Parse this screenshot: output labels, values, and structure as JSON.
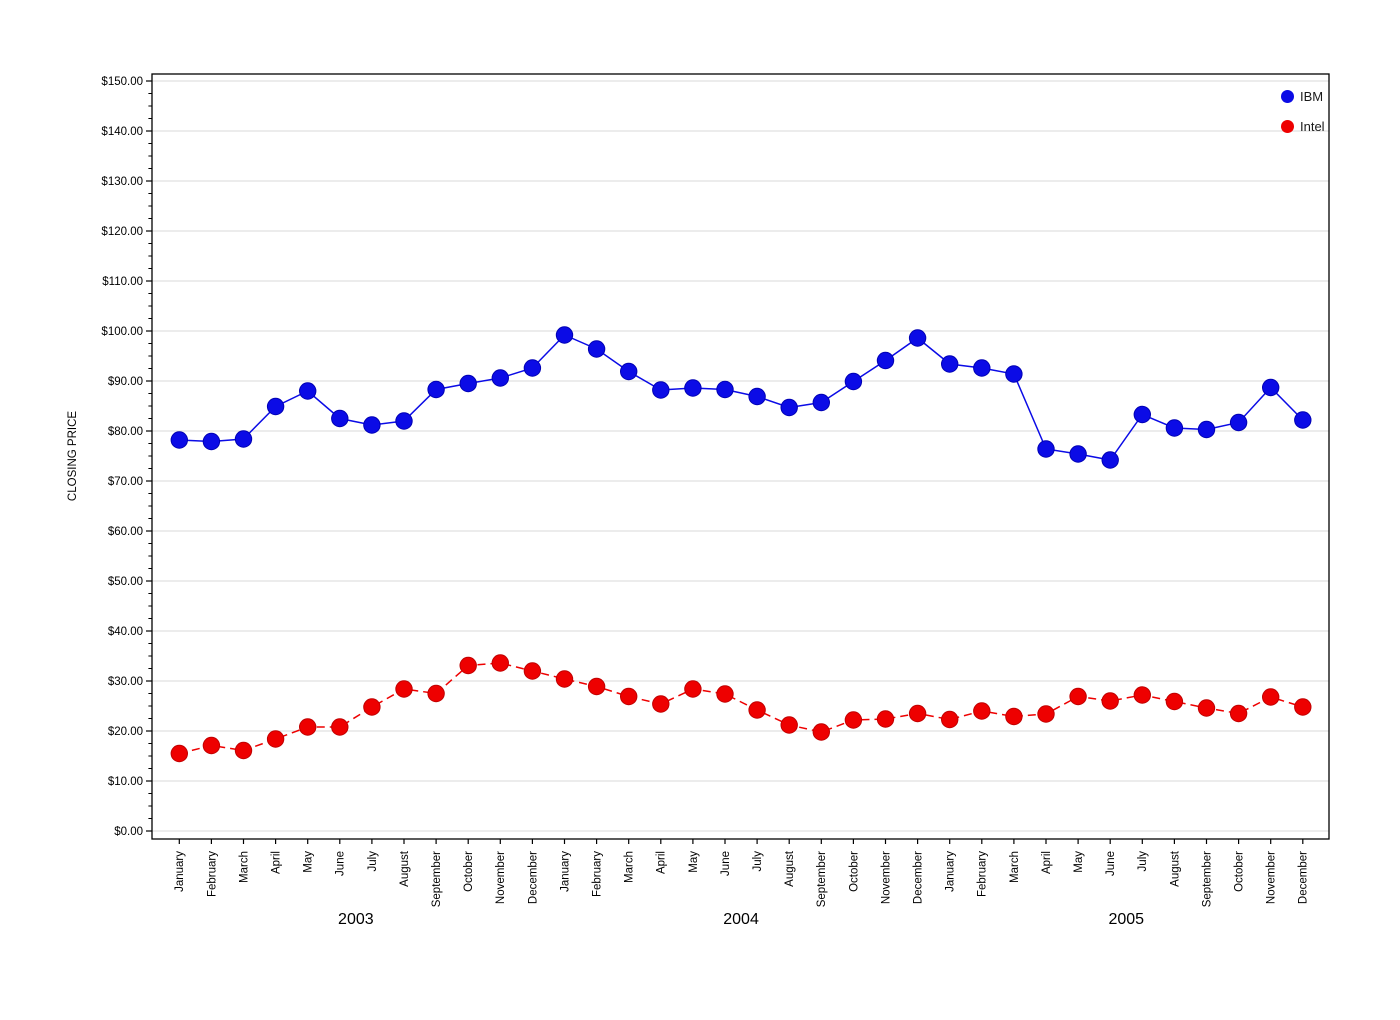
{
  "page": {
    "background_color": "#ffffff"
  },
  "chart_data": {
    "type": "line",
    "title": "",
    "ylabel": "CLOSING PRICE",
    "xlabel": "",
    "grid": "horizontal-major",
    "plot_border": true,
    "grid_color": "#d9d9d9",
    "axis_color": "#000000",
    "y_axis": {
      "min": 0,
      "max": 150,
      "major_step": 10,
      "minor_step": 2.5,
      "tick_labels": [
        "$0.00",
        "$10.00",
        "$20.00",
        "$30.00",
        "$40.00",
        "$50.00",
        "$60.00",
        "$70.00",
        "$80.00",
        "$90.00",
        "$100.00",
        "$110.00",
        "$120.00",
        "$130.00",
        "$140.00",
        "$150.00"
      ]
    },
    "x_axis": {
      "month_labels": [
        "January",
        "February",
        "March",
        "April",
        "May",
        "June",
        "July",
        "August",
        "September",
        "October",
        "November",
        "December"
      ],
      "year_labels": [
        "2003",
        "2004",
        "2005"
      ]
    },
    "legend": {
      "position": "top-right-inside",
      "entries": [
        "IBM",
        "Intel"
      ]
    },
    "series": [
      {
        "name": "IBM",
        "color": "#0b0be6",
        "marker_edge": "#0000b4",
        "line_style": "solid",
        "marker": "circle",
        "values": [
          78.2,
          77.9,
          78.4,
          84.9,
          88.0,
          82.5,
          81.2,
          82.0,
          88.3,
          89.5,
          90.6,
          92.6,
          99.2,
          96.4,
          91.9,
          88.2,
          88.6,
          88.3,
          86.9,
          84.7,
          85.7,
          89.9,
          94.1,
          98.6,
          93.4,
          92.6,
          91.4,
          76.4,
          75.4,
          74.2,
          83.3,
          80.6,
          80.3,
          81.7,
          88.7,
          82.2
        ]
      },
      {
        "name": "Intel",
        "color": "#ee0000",
        "marker_edge": "#c00000",
        "line_style": "dashed",
        "marker": "circle",
        "values": [
          15.5,
          17.1,
          16.1,
          18.4,
          20.8,
          20.8,
          24.8,
          28.4,
          27.5,
          33.1,
          33.6,
          32.0,
          30.4,
          28.9,
          26.9,
          25.4,
          28.4,
          27.4,
          24.2,
          21.2,
          19.8,
          22.2,
          22.4,
          23.5,
          22.3,
          24.0,
          22.9,
          23.4,
          26.9,
          26.0,
          27.2,
          25.9,
          24.6,
          23.5,
          26.8,
          24.8
        ]
      }
    ]
  }
}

> [INSTRUCTIONS FOR THE TASK]:
Pictures appear in the records above. Output everything except them, exactly.

> [THE SOLUTION]:
Parse this screenshot: output labels, values, and structure as JSON.
{
  "page": {
    "background_color": "#ffffff"
  },
  "chart_data": {
    "type": "line",
    "title": "",
    "ylabel": "CLOSING PRICE",
    "xlabel": "",
    "grid": "horizontal-major",
    "plot_border": true,
    "grid_color": "#d9d9d9",
    "axis_color": "#000000",
    "y_axis": {
      "min": 0,
      "max": 150,
      "major_step": 10,
      "minor_step": 2.5,
      "tick_labels": [
        "$0.00",
        "$10.00",
        "$20.00",
        "$30.00",
        "$40.00",
        "$50.00",
        "$60.00",
        "$70.00",
        "$80.00",
        "$90.00",
        "$100.00",
        "$110.00",
        "$120.00",
        "$130.00",
        "$140.00",
        "$150.00"
      ]
    },
    "x_axis": {
      "month_labels": [
        "January",
        "February",
        "March",
        "April",
        "May",
        "June",
        "July",
        "August",
        "September",
        "October",
        "November",
        "December"
      ],
      "year_labels": [
        "2003",
        "2004",
        "2005"
      ]
    },
    "legend": {
      "position": "top-right-inside",
      "entries": [
        "IBM",
        "Intel"
      ]
    },
    "series": [
      {
        "name": "IBM",
        "color": "#0b0be6",
        "marker_edge": "#0000b4",
        "line_style": "solid",
        "marker": "circle",
        "values": [
          78.2,
          77.9,
          78.4,
          84.9,
          88.0,
          82.5,
          81.2,
          82.0,
          88.3,
          89.5,
          90.6,
          92.6,
          99.2,
          96.4,
          91.9,
          88.2,
          88.6,
          88.3,
          86.9,
          84.7,
          85.7,
          89.9,
          94.1,
          98.6,
          93.4,
          92.6,
          91.4,
          76.4,
          75.4,
          74.2,
          83.3,
          80.6,
          80.3,
          81.7,
          88.7,
          82.2
        ]
      },
      {
        "name": "Intel",
        "color": "#ee0000",
        "marker_edge": "#c00000",
        "line_style": "dashed",
        "marker": "circle",
        "values": [
          15.5,
          17.1,
          16.1,
          18.4,
          20.8,
          20.8,
          24.8,
          28.4,
          27.5,
          33.1,
          33.6,
          32.0,
          30.4,
          28.9,
          26.9,
          25.4,
          28.4,
          27.4,
          24.2,
          21.2,
          19.8,
          22.2,
          22.4,
          23.5,
          22.3,
          24.0,
          22.9,
          23.4,
          26.9,
          26.0,
          27.2,
          25.9,
          24.6,
          23.5,
          26.8,
          24.8
        ]
      }
    ]
  }
}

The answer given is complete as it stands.